EXTRACTED ENTRIES:
########
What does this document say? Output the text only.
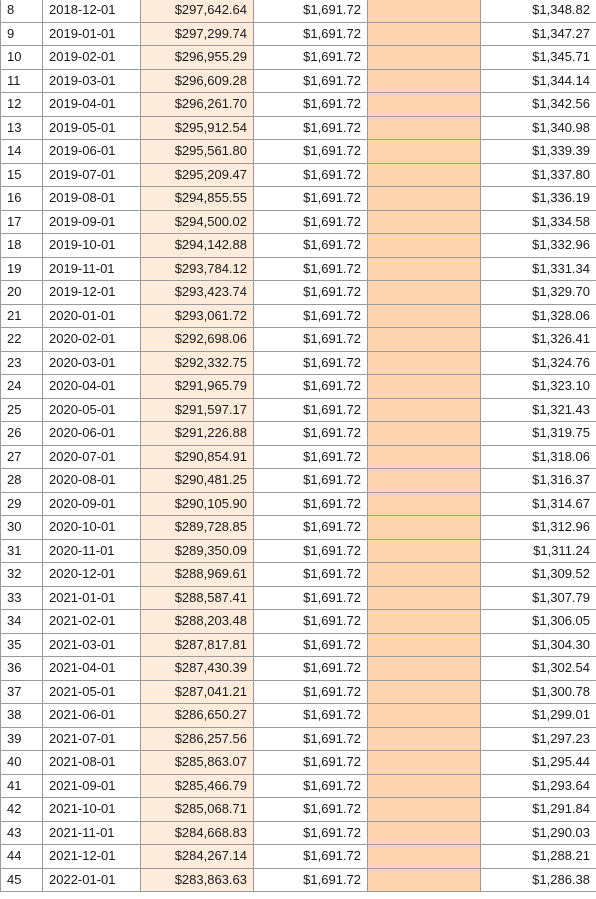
8	2018-12-01	$297,642.64	$1,691.72		$1,348.82
9	2019-01-01	$297,299.74	$1,691.72		$1,347.27
10	2019-02-01	$296,955.29	$1,691.72		$1,345.71
11	2019-03-01	$296,609.28	$1,691.72		$1,344.14
12	2019-04-01	$296,261.70	$1,691.72		$1,342.56
13	2019-05-01	$295,912.54	$1,691.72		$1,340.98
14	2019-06-01	$295,561.80	$1,691.72		$1,339.39
15	2019-07-01	$295,209.47	$1,691.72		$1,337.80
16	2019-08-01	$294,855.55	$1,691.72		$1,336.19
17	2019-09-01	$294,500.02	$1,691.72		$1,334.58
18	2019-10-01	$294,142.88	$1,691.72		$1,332.96
19	2019-11-01	$293,784.12	$1,691.72		$1,331.34
20	2019-12-01	$293,423.74	$1,691.72		$1,329.70
21	2020-01-01	$293,061.72	$1,691.72		$1,328.06
22	2020-02-01	$292,698.06	$1,691.72		$1,326.41
23	2020-03-01	$292,332.75	$1,691.72		$1,324.76
24	2020-04-01	$291,965.79	$1,691.72		$1,323.10
25	2020-05-01	$291,597.17	$1,691.72		$1,321.43
26	2020-06-01	$291,226.88	$1,691.72		$1,319.75
27	2020-07-01	$290,854.91	$1,691.72		$1,318.06
28	2020-08-01	$290,481.25	$1,691.72		$1,316.37
29	2020-09-01	$290,105.90	$1,691.72		$1,314.67
30	2020-10-01	$289,728.85	$1,691.72		$1,312.96
31	2020-11-01	$289,350.09	$1,691.72		$1,311.24
32	2020-12-01	$288,969.61	$1,691.72		$1,309.52
33	2021-01-01	$288,587.41	$1,691.72		$1,307.79
34	2021-02-01	$288,203.48	$1,691.72		$1,306.05
35	2021-03-01	$287,817.81	$1,691.72		$1,304.30
36	2021-04-01	$287,430.39	$1,691.72		$1,302.54
37	2021-05-01	$287,041.21	$1,691.72		$1,300.78
38	2021-06-01	$286,650.27	$1,691.72		$1,299.01
39	2021-07-01	$286,257.56	$1,691.72		$1,297.23
40	2021-08-01	$285,863.07	$1,691.72		$1,295.44
41	2021-09-01	$285,466.79	$1,691.72		$1,293.64
42	2021-10-01	$285,068.71	$1,691.72		$1,291.84
43	2021-11-01	$284,668.83	$1,691.72		$1,290.03
44	2021-12-01	$284,267.14	$1,691.72		$1,288.21
45	2022-01-01	$283,863.63	$1,691.72		$1,286.38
########
GIVEN EXERCISE: Copy the entries above faithfully and omit every image.

ANSWER TO THE EXERCISE:
What does this document say? Output the text only.
8	2018-12-01	$297,642.64	$1,691.72		$1,348.82
9	2019-01-01	$297,299.74	$1,691.72		$1,347.27
10	2019-02-01	$296,955.29	$1,691.72		$1,345.71
11	2019-03-01	$296,609.28	$1,691.72		$1,344.14
12	2019-04-01	$296,261.70	$1,691.72		$1,342.56
13	2019-05-01	$295,912.54	$1,691.72		$1,340.98
14	2019-06-01	$295,561.80	$1,691.72		$1,339.39
15	2019-07-01	$295,209.47	$1,691.72		$1,337.80
16	2019-08-01	$294,855.55	$1,691.72		$1,336.19
17	2019-09-01	$294,500.02	$1,691.72		$1,334.58
18	2019-10-01	$294,142.88	$1,691.72		$1,332.96
19	2019-11-01	$293,784.12	$1,691.72		$1,331.34
20	2019-12-01	$293,423.74	$1,691.72		$1,329.70
21	2020-01-01	$293,061.72	$1,691.72		$1,328.06
22	2020-02-01	$292,698.06	$1,691.72		$1,326.41
23	2020-03-01	$292,332.75	$1,691.72		$1,324.76
24	2020-04-01	$291,965.79	$1,691.72		$1,323.10
25	2020-05-01	$291,597.17	$1,691.72		$1,321.43
26	2020-06-01	$291,226.88	$1,691.72		$1,319.75
27	2020-07-01	$290,854.91	$1,691.72		$1,318.06
28	2020-08-01	$290,481.25	$1,691.72		$1,316.37
29	2020-09-01	$290,105.90	$1,691.72		$1,314.67
30	2020-10-01	$289,728.85	$1,691.72		$1,312.96
31	2020-11-01	$289,350.09	$1,691.72		$1,311.24
32	2020-12-01	$288,969.61	$1,691.72		$1,309.52
33	2021-01-01	$288,587.41	$1,691.72		$1,307.79
34	2021-02-01	$288,203.48	$1,691.72		$1,306.05
35	2021-03-01	$287,817.81	$1,691.72		$1,304.30
36	2021-04-01	$287,430.39	$1,691.72		$1,302.54
37	2021-05-01	$287,041.21	$1,691.72		$1,300.78
38	2021-06-01	$286,650.27	$1,691.72		$1,299.01
39	2021-07-01	$286,257.56	$1,691.72		$1,297.23
40	2021-08-01	$285,863.07	$1,691.72		$1,295.44
41	2021-09-01	$285,466.79	$1,691.72		$1,293.64
42	2021-10-01	$285,068.71	$1,691.72		$1,291.84
43	2021-11-01	$284,668.83	$1,691.72		$1,290.03
44	2021-12-01	$284,267.14	$1,691.72		$1,288.21
45	2022-01-01	$283,863.63	$1,691.72		$1,286.38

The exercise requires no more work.